__What the task asks__.
Extract each line where the string "icon" shows up.

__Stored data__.
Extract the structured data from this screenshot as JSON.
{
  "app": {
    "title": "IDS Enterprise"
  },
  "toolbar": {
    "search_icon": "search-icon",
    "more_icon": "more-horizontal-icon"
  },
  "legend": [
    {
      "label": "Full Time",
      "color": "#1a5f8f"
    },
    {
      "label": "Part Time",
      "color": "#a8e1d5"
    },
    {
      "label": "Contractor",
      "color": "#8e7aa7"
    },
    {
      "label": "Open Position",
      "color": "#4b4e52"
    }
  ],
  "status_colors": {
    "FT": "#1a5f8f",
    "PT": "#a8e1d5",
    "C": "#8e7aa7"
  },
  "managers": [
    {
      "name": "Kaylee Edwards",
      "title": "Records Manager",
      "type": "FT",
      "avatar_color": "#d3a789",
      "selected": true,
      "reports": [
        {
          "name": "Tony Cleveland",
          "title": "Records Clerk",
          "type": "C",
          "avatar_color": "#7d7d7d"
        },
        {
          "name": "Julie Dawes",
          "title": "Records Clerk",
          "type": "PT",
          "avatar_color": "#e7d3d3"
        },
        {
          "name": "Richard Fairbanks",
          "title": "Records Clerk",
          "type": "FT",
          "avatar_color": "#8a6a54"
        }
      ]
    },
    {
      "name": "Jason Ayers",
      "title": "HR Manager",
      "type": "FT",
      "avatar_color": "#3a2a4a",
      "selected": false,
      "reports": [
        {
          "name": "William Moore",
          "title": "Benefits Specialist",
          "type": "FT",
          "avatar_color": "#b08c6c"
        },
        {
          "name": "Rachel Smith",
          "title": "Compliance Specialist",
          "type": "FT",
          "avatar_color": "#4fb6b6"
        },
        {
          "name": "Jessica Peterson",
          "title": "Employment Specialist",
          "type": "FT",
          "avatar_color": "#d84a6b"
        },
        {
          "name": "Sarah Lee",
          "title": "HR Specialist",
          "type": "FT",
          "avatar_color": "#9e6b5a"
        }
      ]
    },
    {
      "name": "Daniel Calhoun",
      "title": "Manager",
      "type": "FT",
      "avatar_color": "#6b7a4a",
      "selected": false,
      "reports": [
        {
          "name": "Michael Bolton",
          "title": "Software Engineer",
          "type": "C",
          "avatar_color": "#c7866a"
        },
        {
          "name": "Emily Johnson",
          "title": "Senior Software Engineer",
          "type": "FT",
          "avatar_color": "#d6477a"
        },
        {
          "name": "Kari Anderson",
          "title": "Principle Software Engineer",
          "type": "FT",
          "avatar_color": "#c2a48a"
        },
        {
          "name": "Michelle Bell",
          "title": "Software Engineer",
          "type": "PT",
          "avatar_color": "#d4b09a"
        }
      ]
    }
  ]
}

__Final answer__.
    "search_icon": "search-icon",
    "more_icon": "more-horizontal-icon"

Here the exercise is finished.